# [Instructions to follow]
Reproduce the full listing that appears beneath this instruction exactly.

# [Provided information]

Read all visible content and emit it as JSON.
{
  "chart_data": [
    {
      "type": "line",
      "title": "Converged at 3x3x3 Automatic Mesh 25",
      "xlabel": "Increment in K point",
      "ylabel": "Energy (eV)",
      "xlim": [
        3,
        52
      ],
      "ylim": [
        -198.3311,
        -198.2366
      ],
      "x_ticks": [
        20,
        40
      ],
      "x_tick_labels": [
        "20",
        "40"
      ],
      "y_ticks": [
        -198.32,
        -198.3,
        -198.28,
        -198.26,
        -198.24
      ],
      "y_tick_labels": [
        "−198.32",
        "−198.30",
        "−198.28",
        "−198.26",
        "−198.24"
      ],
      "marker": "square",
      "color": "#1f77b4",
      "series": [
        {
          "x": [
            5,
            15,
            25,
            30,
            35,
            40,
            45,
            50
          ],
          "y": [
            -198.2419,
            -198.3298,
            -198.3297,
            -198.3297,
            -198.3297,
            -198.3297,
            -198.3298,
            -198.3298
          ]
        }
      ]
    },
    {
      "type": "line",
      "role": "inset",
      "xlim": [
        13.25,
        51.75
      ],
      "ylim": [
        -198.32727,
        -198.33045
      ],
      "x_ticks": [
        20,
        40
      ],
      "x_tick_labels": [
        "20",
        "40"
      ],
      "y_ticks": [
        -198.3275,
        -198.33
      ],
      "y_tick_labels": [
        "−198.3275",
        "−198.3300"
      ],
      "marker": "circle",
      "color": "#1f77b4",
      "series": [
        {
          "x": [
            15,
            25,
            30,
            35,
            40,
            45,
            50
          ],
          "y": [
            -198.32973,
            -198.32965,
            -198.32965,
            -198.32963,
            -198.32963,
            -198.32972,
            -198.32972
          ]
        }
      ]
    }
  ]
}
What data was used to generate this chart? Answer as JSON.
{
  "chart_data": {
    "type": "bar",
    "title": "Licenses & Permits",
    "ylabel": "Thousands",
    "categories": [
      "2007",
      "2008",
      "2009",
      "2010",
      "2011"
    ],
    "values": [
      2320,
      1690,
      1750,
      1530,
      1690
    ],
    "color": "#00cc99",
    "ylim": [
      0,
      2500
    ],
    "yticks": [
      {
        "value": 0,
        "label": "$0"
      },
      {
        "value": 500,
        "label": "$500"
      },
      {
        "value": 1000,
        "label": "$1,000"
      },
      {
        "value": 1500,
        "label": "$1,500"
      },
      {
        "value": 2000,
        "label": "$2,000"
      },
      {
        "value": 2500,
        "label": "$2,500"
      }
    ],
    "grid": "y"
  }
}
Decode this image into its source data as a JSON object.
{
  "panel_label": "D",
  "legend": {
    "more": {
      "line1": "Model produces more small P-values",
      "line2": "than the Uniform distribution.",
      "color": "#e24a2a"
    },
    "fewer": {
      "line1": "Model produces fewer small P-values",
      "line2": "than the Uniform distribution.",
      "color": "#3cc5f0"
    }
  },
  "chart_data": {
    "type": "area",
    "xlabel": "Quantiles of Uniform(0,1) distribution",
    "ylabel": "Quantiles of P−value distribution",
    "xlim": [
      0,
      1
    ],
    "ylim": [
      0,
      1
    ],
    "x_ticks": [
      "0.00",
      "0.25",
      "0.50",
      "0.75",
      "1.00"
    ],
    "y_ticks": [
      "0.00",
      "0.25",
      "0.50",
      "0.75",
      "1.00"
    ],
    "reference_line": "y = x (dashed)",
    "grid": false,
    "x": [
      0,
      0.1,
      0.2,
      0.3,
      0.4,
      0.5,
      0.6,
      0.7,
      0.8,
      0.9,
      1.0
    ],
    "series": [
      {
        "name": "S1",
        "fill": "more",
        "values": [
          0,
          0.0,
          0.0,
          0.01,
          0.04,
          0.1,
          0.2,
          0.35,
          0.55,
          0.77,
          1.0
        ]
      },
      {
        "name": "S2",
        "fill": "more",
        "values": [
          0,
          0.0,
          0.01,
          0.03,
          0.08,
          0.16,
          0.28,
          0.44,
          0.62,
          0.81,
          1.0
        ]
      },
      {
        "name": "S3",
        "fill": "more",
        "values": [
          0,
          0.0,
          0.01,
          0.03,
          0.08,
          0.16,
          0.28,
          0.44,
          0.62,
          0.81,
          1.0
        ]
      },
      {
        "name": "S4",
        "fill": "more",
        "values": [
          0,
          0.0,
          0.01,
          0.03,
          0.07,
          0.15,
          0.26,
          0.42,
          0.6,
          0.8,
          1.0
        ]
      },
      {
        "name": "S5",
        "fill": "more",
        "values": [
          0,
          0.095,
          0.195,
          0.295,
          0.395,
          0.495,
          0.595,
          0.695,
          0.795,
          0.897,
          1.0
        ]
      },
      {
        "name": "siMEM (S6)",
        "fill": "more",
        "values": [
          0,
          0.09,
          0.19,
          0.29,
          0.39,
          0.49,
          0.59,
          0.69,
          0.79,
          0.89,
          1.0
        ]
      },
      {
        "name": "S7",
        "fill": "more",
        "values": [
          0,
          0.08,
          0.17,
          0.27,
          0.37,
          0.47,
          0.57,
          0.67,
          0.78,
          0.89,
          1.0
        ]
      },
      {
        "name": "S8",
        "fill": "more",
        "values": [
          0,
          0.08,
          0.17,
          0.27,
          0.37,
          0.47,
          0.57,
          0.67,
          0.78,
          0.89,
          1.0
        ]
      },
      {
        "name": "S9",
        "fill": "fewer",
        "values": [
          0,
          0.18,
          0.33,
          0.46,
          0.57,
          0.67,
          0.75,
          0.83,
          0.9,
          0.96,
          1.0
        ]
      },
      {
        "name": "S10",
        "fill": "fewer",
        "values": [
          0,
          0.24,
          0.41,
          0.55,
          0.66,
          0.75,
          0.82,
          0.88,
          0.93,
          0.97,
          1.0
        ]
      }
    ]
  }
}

# [Result for this task]
Read all visible content and emit it as JSON.
{
  "chart_data": [
    {
      "type": "line",
      "title": "Converged at 3x3x3 Automatic Mesh 25",
      "xlabel": "Increment in K point",
      "ylabel": "Energy (eV)",
      "xlim": [
        3,
        52
      ],
      "ylim": [
        -198.3311,
        -198.2366
      ],
      "x_ticks": [
        20,
        40
      ],
      "x_tick_labels": [
        "20",
        "40"
      ],
      "y_ticks": [
        -198.32,
        -198.3,
        -198.28,
        -198.26,
        -198.24
      ],
      "y_tick_labels": [
        "−198.32",
        "−198.30",
        "−198.28",
        "−198.26",
        "−198.24"
      ],
      "marker": "square",
      "color": "#1f77b4",
      "series": [
        {
          "x": [
            5,
            15,
            25,
            30,
            35,
            40,
            45,
            50
          ],
          "y": [
            -198.2419,
            -198.3298,
            -198.3297,
            -198.3297,
            -198.3297,
            -198.3297,
            -198.3298,
            -198.3298
          ]
        }
      ]
    },
    {
      "type": "line",
      "role": "inset",
      "xlim": [
        13.25,
        51.75
      ],
      "ylim": [
        -198.32727,
        -198.33045
      ],
      "x_ticks": [
        20,
        40
      ],
      "x_tick_labels": [
        "20",
        "40"
      ],
      "y_ticks": [
        -198.3275,
        -198.33
      ],
      "y_tick_labels": [
        "−198.3275",
        "−198.3300"
      ],
      "marker": "circle",
      "color": "#1f77b4",
      "series": [
        {
          "x": [
            15,
            25,
            30,
            35,
            40,
            45,
            50
          ],
          "y": [
            -198.32973,
            -198.32965,
            -198.32965,
            -198.32963,
            -198.32963,
            -198.32972,
            -198.32972
          ]
        }
      ]
    }
  ]
}
What data was used to generate this chart? Answer as JSON.
{
  "chart_data": {
    "type": "bar",
    "title": "Licenses & Permits",
    "ylabel": "Thousands",
    "categories": [
      "2007",
      "2008",
      "2009",
      "2010",
      "2011"
    ],
    "values": [
      2320,
      1690,
      1750,
      1530,
      1690
    ],
    "color": "#00cc99",
    "ylim": [
      0,
      2500
    ],
    "yticks": [
      {
        "value": 0,
        "label": "$0"
      },
      {
        "value": 500,
        "label": "$500"
      },
      {
        "value": 1000,
        "label": "$1,000"
      },
      {
        "value": 1500,
        "label": "$1,500"
      },
      {
        "value": 2000,
        "label": "$2,000"
      },
      {
        "value": 2500,
        "label": "$2,500"
      }
    ],
    "grid": "y"
  }
}
Decode this image into its source data as a JSON object.
{
  "panel_label": "D",
  "legend": {
    "more": {
      "line1": "Model produces more small P-values",
      "line2": "than the Uniform distribution.",
      "color": "#e24a2a"
    },
    "fewer": {
      "line1": "Model produces fewer small P-values",
      "line2": "than the Uniform distribution.",
      "color": "#3cc5f0"
    }
  },
  "chart_data": {
    "type": "area",
    "xlabel": "Quantiles of Uniform(0,1) distribution",
    "ylabel": "Quantiles of P−value distribution",
    "xlim": [
      0,
      1
    ],
    "ylim": [
      0,
      1
    ],
    "x_ticks": [
      "0.00",
      "0.25",
      "0.50",
      "0.75",
      "1.00"
    ],
    "y_ticks": [
      "0.00",
      "0.25",
      "0.50",
      "0.75",
      "1.00"
    ],
    "reference_line": "y = x (dashed)",
    "grid": false,
    "x": [
      0,
      0.1,
      0.2,
      0.3,
      0.4,
      0.5,
      0.6,
      0.7,
      0.8,
      0.9,
      1.0
    ],
    "series": [
      {
        "name": "S1",
        "fill": "more",
        "values": [
          0,
          0.0,
          0.0,
          0.01,
          0.04,
          0.1,
          0.2,
          0.35,
          0.55,
          0.77,
          1.0
        ]
      },
      {
        "name": "S2",
        "fill": "more",
        "values": [
          0,
          0.0,
          0.01,
          0.03,
          0.08,
          0.16,
          0.28,
          0.44,
          0.62,
          0.81,
          1.0
        ]
      },
      {
        "name": "S3",
        "fill": "more",
        "values": [
          0,
          0.0,
          0.01,
          0.03,
          0.08,
          0.16,
          0.28,
          0.44,
          0.62,
          0.81,
          1.0
        ]
      },
      {
        "name": "S4",
        "fill": "more",
        "values": [
          0,
          0.0,
          0.01,
          0.03,
          0.07,
          0.15,
          0.26,
          0.42,
          0.6,
          0.8,
          1.0
        ]
      },
      {
        "name": "S5",
        "fill": "more",
        "values": [
          0,
          0.095,
          0.195,
          0.295,
          0.395,
          0.495,
          0.595,
          0.695,
          0.795,
          0.897,
          1.0
        ]
      },
      {
        "name": "siMEM (S6)",
        "fill": "more",
        "values": [
          0,
          0.09,
          0.19,
          0.29,
          0.39,
          0.49,
          0.59,
          0.69,
          0.79,
          0.89,
          1.0
        ]
      },
      {
        "name": "S7",
        "fill": "more",
        "values": [
          0,
          0.08,
          0.17,
          0.27,
          0.37,
          0.47,
          0.57,
          0.67,
          0.78,
          0.89,
          1.0
        ]
      },
      {
        "name": "S8",
        "fill": "more",
        "values": [
          0,
          0.08,
          0.17,
          0.27,
          0.37,
          0.47,
          0.57,
          0.67,
          0.78,
          0.89,
          1.0
        ]
      },
      {
        "name": "S9",
        "fill": "fewer",
        "values": [
          0,
          0.18,
          0.33,
          0.46,
          0.57,
          0.67,
          0.75,
          0.83,
          0.9,
          0.96,
          1.0
        ]
      },
      {
        "name": "S10",
        "fill": "fewer",
        "values": [
          0,
          0.24,
          0.41,
          0.55,
          0.66,
          0.75,
          0.82,
          0.88,
          0.93,
          0.97,
          1.0
        ]
      }
    ]
  }
}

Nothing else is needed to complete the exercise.